> _TASK BRIEF_
Lines that include the string "SESSION" are the ones to copy from the entries below.

> _DATA TO USE_
Segment Open

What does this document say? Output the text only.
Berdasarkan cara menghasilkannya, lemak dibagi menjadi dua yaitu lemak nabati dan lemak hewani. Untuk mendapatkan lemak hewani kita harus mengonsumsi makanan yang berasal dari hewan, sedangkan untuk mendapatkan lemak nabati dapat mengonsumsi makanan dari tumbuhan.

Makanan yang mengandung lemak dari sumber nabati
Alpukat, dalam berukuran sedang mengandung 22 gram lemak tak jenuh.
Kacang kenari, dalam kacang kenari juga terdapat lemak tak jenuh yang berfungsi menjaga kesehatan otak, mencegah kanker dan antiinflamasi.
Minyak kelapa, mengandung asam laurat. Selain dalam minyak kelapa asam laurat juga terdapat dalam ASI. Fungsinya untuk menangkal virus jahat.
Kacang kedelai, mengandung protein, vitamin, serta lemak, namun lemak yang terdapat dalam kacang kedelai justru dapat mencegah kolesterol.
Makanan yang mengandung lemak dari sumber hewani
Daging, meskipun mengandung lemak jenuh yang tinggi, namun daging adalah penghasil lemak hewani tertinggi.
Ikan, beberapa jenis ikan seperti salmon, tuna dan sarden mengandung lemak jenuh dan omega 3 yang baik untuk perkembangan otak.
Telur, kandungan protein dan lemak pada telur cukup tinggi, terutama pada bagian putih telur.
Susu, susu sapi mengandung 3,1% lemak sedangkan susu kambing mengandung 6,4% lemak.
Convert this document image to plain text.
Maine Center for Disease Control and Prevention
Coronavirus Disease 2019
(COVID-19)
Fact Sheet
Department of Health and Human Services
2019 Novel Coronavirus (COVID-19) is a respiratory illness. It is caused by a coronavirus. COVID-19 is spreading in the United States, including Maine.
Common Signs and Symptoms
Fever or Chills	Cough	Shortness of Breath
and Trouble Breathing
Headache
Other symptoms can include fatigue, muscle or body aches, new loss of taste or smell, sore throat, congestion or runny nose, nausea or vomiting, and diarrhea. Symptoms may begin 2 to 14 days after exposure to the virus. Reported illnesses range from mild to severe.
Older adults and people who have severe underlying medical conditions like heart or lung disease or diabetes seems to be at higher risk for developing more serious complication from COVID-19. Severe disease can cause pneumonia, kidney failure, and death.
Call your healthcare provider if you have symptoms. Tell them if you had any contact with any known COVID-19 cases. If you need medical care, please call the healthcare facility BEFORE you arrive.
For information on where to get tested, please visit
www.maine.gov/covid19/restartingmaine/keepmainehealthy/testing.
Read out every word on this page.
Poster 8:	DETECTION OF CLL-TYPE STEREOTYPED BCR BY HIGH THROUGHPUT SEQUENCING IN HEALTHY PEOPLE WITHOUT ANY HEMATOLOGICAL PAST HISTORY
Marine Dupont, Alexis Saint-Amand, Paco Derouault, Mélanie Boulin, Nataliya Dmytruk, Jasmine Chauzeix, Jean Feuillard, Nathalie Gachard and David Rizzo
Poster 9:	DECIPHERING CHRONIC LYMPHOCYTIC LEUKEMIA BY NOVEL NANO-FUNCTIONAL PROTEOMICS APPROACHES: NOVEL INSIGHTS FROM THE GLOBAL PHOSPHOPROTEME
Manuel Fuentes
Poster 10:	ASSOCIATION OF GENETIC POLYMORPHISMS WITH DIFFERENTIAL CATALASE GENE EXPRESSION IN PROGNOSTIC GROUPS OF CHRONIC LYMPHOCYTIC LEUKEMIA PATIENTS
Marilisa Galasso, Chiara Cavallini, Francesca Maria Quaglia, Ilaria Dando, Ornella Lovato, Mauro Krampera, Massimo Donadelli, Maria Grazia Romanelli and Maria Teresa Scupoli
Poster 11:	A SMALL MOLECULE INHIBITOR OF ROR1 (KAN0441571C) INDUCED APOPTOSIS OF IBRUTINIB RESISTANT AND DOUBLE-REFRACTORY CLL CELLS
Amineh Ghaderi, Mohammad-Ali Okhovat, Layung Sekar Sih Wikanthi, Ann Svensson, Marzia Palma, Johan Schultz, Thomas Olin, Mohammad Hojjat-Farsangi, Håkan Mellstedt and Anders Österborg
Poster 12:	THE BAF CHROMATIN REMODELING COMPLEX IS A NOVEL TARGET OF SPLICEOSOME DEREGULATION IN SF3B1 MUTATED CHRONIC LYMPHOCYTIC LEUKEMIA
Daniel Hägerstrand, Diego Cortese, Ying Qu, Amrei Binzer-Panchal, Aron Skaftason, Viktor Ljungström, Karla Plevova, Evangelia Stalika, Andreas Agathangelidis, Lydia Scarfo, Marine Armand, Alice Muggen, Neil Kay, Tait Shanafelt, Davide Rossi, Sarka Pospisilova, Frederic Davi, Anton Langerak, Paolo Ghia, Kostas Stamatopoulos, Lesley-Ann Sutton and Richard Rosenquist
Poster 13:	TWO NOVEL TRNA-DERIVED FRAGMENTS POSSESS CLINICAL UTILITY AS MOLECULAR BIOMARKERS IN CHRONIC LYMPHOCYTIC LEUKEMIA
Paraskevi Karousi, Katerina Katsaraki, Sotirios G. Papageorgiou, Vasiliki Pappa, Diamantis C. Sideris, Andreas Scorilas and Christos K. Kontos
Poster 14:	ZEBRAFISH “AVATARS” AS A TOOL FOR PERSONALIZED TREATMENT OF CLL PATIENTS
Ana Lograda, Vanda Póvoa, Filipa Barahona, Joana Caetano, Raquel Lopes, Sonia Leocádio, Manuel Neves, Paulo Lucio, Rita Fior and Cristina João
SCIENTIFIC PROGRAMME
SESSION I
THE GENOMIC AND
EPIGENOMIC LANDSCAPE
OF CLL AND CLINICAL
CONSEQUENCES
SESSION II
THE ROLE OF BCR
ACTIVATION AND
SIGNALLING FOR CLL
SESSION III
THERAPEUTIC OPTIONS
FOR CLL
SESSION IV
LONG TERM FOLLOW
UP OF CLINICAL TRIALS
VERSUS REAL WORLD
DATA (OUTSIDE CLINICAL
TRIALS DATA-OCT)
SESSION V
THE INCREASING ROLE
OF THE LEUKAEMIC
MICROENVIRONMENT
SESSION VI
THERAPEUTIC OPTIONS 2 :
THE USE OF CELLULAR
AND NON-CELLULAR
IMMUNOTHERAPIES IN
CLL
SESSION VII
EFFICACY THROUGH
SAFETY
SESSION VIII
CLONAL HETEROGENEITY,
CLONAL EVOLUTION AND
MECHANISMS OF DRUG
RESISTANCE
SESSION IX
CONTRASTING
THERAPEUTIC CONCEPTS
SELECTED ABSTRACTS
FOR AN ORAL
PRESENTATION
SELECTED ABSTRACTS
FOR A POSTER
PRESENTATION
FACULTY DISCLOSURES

Segment Closed

> _ANSWER FOR THIS EXERCISE_
SESSION I
SESSION II
SESSION III
SESSION IV
SESSION V
SESSION VI
SESSION VII
SESSION VIII
SESSION IX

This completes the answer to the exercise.